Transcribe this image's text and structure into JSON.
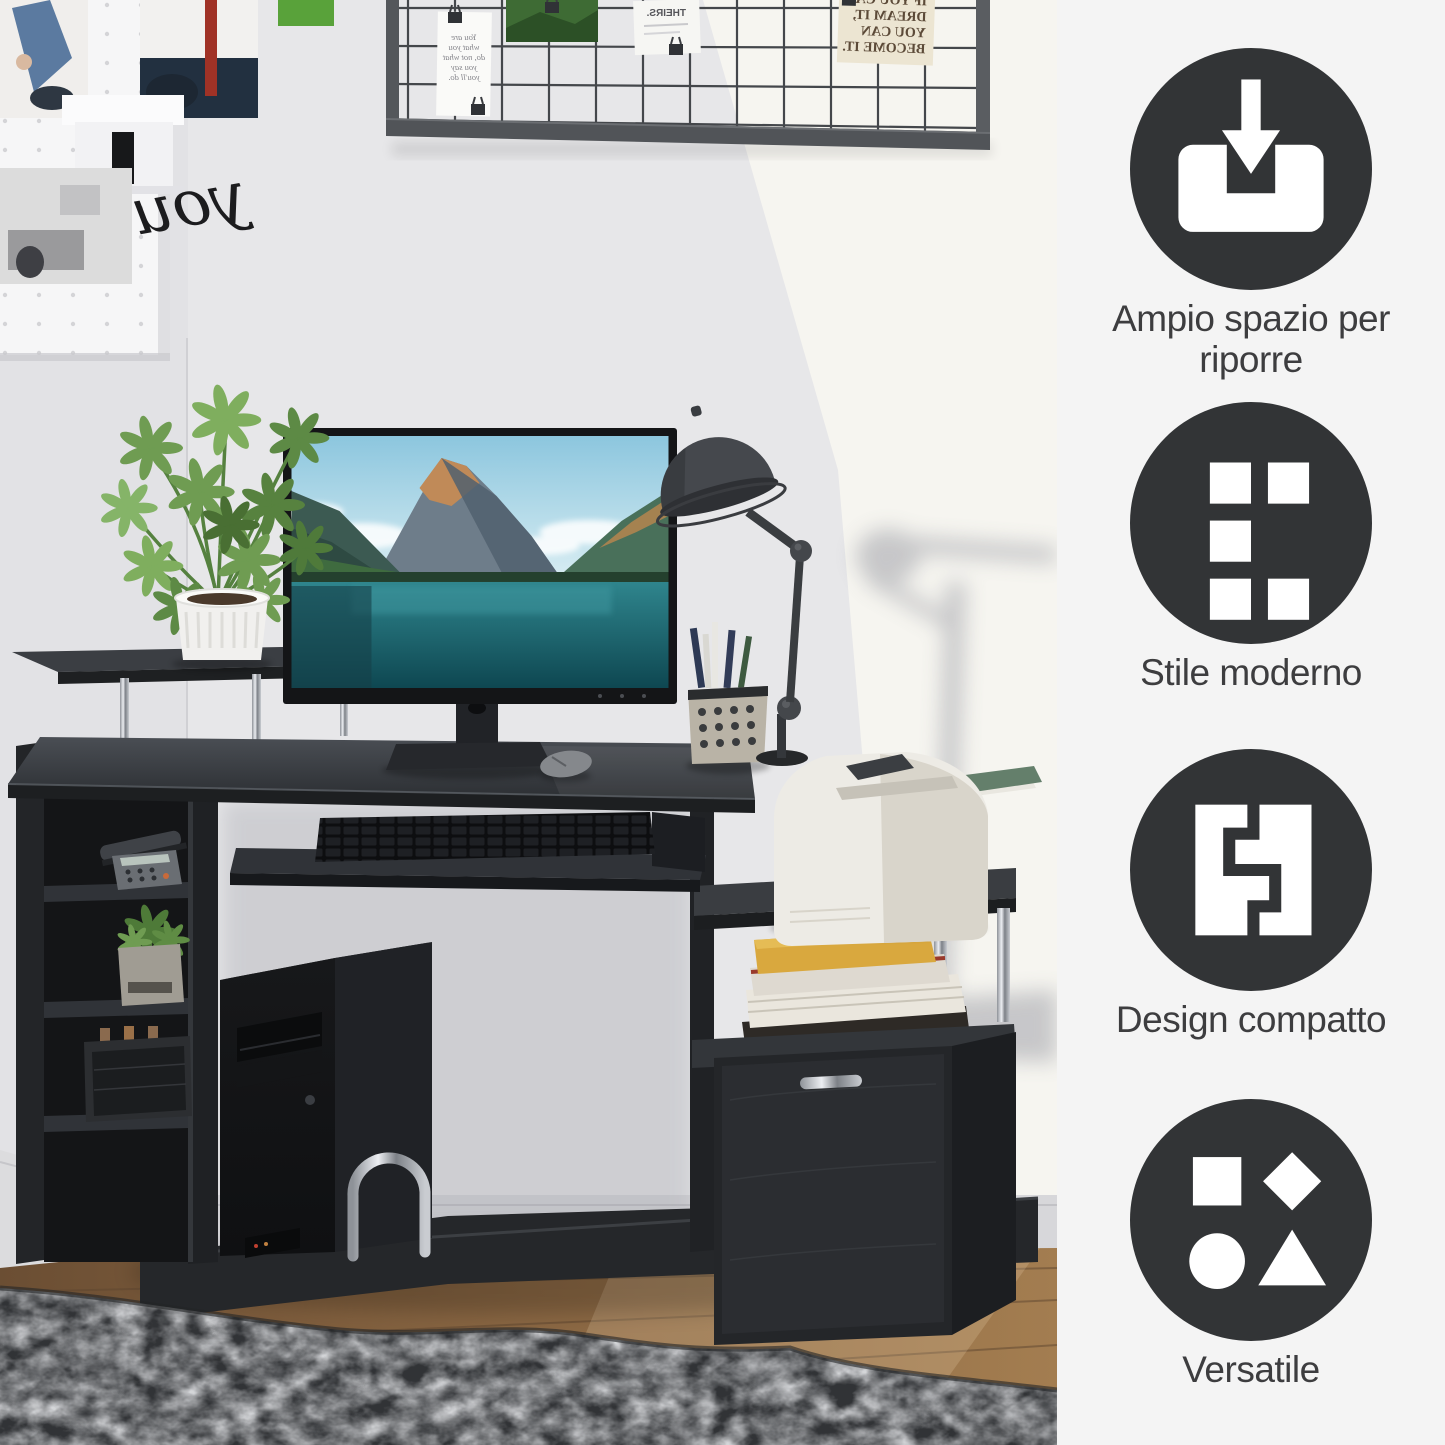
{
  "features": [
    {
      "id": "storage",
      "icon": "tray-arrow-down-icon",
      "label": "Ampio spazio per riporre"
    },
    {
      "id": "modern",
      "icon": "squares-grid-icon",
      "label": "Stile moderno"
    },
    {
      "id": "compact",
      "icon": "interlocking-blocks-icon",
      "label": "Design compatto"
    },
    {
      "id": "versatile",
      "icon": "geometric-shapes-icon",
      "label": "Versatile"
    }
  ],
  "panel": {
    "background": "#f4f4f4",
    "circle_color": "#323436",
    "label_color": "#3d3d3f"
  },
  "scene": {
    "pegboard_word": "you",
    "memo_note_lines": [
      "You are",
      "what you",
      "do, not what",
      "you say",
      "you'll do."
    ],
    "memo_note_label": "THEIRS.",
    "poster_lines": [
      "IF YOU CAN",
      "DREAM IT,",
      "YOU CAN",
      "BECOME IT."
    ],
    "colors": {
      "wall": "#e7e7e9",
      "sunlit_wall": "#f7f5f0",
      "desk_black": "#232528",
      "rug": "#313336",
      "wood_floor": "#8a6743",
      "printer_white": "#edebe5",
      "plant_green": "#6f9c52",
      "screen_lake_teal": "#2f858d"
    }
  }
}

--------------------------------

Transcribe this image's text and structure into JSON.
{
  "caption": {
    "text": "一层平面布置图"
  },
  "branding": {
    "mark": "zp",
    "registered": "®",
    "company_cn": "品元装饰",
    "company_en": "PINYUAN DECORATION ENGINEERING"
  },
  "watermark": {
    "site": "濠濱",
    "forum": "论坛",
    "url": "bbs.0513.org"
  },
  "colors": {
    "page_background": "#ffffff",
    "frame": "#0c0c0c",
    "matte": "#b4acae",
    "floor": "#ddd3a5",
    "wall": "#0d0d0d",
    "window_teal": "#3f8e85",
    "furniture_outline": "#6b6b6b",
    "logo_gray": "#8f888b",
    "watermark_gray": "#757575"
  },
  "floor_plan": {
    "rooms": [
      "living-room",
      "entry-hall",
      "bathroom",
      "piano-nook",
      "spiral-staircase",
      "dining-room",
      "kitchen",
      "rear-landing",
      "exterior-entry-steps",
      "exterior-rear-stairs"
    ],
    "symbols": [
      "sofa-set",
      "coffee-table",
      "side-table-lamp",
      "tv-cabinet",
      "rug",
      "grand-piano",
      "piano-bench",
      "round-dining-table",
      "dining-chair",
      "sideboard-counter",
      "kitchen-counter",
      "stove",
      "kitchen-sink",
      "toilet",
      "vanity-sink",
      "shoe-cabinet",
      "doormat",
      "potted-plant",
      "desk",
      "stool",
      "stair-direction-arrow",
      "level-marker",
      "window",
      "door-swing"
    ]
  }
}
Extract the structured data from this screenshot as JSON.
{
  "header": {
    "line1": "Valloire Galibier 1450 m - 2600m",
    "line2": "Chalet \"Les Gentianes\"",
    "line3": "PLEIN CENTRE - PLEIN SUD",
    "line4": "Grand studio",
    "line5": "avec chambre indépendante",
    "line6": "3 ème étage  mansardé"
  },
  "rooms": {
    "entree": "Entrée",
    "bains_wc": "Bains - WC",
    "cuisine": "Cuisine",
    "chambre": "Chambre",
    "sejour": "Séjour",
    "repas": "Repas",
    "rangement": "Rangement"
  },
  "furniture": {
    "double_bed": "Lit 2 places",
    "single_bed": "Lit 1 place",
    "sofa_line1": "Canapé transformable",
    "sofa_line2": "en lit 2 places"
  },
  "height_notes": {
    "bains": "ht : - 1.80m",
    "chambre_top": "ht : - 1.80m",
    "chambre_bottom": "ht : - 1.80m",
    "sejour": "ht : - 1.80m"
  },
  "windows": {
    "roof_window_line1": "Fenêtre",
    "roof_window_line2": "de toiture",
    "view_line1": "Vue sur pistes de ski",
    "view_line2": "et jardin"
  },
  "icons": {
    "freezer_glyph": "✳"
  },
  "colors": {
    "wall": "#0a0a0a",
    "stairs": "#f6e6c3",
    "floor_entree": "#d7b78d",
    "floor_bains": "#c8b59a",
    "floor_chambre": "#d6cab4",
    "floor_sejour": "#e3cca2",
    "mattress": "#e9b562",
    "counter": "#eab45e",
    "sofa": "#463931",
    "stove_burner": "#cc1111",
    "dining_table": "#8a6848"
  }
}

--------------------------------

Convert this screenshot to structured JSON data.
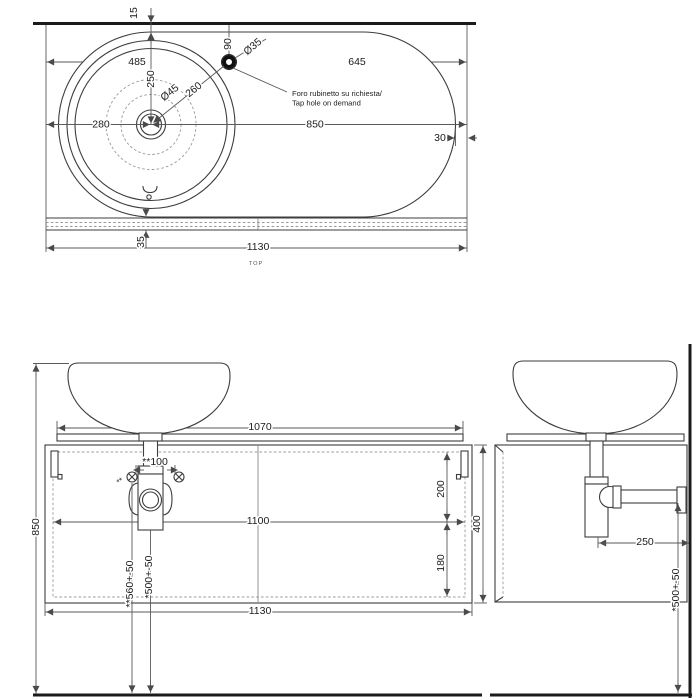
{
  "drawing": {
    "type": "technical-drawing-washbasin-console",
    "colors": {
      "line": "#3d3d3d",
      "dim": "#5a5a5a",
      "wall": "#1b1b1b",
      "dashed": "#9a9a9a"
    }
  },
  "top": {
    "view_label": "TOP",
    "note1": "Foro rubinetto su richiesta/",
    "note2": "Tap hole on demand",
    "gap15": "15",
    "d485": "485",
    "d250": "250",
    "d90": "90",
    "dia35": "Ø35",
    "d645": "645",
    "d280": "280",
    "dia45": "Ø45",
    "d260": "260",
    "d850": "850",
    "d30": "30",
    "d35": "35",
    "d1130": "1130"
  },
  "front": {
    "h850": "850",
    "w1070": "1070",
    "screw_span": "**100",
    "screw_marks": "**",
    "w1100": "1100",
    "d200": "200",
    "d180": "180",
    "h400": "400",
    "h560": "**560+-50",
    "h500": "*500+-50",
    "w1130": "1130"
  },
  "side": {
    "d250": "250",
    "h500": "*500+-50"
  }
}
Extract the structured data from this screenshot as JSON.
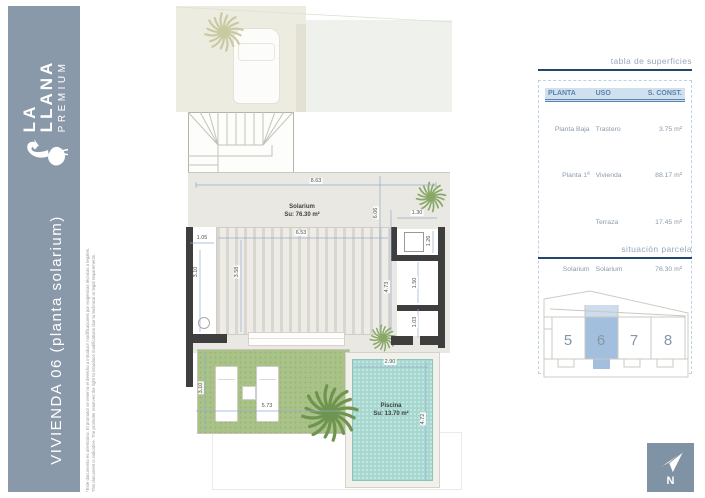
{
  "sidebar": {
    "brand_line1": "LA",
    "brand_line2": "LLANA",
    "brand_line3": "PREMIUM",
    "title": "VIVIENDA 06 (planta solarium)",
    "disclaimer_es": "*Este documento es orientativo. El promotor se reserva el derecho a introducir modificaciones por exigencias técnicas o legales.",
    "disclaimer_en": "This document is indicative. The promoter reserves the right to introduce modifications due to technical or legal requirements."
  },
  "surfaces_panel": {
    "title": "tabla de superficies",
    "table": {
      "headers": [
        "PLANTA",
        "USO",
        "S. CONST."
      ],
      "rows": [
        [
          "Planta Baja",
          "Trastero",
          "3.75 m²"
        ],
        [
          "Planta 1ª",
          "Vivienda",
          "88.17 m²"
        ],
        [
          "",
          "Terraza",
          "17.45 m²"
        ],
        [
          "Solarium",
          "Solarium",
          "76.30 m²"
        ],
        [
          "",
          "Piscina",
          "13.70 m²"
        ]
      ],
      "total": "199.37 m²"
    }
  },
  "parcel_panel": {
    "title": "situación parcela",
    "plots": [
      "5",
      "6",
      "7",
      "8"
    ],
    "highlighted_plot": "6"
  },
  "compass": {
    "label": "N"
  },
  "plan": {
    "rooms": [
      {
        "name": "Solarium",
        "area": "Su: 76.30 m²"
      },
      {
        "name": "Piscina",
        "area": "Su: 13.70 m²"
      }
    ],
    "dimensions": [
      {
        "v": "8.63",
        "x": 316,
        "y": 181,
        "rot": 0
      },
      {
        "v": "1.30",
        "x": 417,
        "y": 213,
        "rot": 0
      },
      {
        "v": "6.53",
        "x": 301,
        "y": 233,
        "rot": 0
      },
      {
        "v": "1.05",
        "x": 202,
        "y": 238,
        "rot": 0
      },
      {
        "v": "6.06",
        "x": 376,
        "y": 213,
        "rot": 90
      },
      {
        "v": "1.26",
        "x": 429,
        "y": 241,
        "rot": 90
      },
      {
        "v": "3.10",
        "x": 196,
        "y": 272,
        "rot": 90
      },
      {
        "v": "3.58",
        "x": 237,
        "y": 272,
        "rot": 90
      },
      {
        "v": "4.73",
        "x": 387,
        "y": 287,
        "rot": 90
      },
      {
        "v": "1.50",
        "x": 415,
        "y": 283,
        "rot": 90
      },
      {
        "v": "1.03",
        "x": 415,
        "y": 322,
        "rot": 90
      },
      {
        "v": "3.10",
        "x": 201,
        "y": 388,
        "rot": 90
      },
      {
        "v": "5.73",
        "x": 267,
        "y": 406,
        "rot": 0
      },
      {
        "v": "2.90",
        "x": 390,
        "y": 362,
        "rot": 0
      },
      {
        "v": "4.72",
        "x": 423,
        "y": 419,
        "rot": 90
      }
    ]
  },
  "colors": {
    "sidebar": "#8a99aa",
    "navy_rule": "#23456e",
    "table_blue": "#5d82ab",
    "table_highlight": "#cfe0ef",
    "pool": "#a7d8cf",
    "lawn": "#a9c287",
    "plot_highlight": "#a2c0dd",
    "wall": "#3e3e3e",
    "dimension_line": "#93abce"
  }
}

--------------------------------

§ WHAT TO PRODUCE
Only lines with "exterior" are wanted here; list each of them.

§ RESULT OF THIS TASK
      "exterior-entry-steps",
      "exterior-rear-stairs"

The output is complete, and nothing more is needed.